### WORK REQUIRED
Read the records and gather each line that includes "heures".

### EXERCISE INPUT
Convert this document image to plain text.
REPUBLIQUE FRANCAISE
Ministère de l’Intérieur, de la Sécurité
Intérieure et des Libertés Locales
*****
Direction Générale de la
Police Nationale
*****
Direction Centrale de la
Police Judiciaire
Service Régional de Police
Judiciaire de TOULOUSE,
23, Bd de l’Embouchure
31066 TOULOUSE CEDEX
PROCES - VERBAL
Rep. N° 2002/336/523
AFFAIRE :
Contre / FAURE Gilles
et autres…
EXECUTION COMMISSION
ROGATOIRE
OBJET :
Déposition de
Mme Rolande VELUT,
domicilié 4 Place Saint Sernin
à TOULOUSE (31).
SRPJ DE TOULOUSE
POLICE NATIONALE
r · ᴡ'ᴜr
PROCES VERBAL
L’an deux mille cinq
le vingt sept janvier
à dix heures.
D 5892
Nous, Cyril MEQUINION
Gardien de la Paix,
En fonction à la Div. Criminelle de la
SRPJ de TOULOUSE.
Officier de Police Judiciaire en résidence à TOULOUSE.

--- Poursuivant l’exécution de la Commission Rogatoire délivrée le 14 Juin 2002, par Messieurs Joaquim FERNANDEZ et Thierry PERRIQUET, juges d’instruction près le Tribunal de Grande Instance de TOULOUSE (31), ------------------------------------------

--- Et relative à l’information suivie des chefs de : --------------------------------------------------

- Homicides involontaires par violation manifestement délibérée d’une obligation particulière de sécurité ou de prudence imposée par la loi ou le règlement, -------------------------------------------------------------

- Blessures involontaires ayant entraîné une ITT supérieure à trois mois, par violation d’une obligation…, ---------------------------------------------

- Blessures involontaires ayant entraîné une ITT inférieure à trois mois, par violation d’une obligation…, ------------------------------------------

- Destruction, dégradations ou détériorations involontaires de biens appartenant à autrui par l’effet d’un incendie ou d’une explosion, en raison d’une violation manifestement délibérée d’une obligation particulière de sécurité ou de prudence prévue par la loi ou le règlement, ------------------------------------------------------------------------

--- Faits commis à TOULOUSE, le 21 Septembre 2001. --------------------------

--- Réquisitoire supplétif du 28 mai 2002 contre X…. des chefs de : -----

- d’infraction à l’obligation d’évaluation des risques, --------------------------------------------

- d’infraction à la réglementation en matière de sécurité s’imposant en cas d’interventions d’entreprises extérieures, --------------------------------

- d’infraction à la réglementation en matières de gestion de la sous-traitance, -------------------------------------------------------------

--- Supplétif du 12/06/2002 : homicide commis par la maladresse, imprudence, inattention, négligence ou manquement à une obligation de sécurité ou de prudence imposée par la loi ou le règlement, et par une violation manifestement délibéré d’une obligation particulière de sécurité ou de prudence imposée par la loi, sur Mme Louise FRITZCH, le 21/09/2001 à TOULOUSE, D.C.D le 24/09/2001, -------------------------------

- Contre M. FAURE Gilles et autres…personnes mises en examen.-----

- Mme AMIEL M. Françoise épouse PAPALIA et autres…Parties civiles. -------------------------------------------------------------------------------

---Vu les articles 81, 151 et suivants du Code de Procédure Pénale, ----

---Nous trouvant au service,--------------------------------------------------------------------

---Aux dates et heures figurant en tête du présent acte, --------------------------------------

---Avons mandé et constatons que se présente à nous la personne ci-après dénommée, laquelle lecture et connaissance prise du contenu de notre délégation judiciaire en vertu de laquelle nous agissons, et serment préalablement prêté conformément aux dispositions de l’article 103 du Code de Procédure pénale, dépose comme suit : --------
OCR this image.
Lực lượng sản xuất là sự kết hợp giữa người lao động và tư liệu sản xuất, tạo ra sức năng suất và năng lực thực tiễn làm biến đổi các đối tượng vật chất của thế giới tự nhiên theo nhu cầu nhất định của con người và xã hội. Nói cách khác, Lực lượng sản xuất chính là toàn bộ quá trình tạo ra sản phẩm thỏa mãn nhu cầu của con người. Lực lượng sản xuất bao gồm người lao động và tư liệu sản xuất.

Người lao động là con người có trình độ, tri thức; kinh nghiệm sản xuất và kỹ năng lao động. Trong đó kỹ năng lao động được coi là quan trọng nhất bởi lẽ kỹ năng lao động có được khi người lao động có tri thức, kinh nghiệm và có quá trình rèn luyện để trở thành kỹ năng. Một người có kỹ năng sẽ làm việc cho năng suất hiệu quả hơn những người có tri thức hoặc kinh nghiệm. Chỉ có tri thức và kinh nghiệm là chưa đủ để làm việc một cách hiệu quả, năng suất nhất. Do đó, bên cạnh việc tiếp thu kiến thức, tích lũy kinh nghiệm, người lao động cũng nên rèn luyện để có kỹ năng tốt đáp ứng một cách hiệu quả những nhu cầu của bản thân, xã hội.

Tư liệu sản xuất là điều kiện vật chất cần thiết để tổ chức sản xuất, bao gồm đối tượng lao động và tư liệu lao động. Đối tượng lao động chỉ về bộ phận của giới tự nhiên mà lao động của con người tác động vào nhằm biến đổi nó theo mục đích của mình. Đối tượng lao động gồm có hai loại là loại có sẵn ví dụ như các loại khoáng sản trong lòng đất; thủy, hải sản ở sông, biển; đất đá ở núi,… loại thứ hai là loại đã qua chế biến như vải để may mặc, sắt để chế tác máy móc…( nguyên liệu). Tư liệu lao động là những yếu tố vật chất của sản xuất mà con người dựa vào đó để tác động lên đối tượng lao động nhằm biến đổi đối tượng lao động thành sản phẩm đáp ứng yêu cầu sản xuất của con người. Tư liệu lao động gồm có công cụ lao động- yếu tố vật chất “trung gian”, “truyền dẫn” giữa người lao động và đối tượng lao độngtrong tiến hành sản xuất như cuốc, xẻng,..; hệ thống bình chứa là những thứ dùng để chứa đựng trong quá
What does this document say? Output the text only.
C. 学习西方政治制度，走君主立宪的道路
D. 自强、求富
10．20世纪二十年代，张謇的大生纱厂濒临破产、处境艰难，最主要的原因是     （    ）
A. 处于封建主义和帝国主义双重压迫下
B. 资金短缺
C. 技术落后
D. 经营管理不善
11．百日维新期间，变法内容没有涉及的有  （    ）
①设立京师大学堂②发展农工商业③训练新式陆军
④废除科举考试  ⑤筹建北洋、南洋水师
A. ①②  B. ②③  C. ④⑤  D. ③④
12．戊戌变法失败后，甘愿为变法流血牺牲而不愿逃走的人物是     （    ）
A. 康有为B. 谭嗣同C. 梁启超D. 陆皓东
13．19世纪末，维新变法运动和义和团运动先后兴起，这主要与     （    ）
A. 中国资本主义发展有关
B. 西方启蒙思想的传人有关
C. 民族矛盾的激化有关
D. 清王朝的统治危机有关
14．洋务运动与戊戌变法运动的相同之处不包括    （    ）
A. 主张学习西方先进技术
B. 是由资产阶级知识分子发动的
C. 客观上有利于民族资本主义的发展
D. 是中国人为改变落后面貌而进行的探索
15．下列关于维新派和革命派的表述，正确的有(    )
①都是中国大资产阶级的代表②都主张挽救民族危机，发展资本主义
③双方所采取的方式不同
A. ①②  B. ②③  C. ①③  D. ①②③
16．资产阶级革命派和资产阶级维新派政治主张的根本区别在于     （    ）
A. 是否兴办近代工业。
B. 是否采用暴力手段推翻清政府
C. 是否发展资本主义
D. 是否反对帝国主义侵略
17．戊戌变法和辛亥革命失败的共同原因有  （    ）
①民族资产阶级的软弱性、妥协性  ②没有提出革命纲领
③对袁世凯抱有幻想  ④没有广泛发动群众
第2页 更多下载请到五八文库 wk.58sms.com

### THE SOLUTION
à dix heures.
---Aux dates et heures figurant en tête du présent acte, --------------------------------------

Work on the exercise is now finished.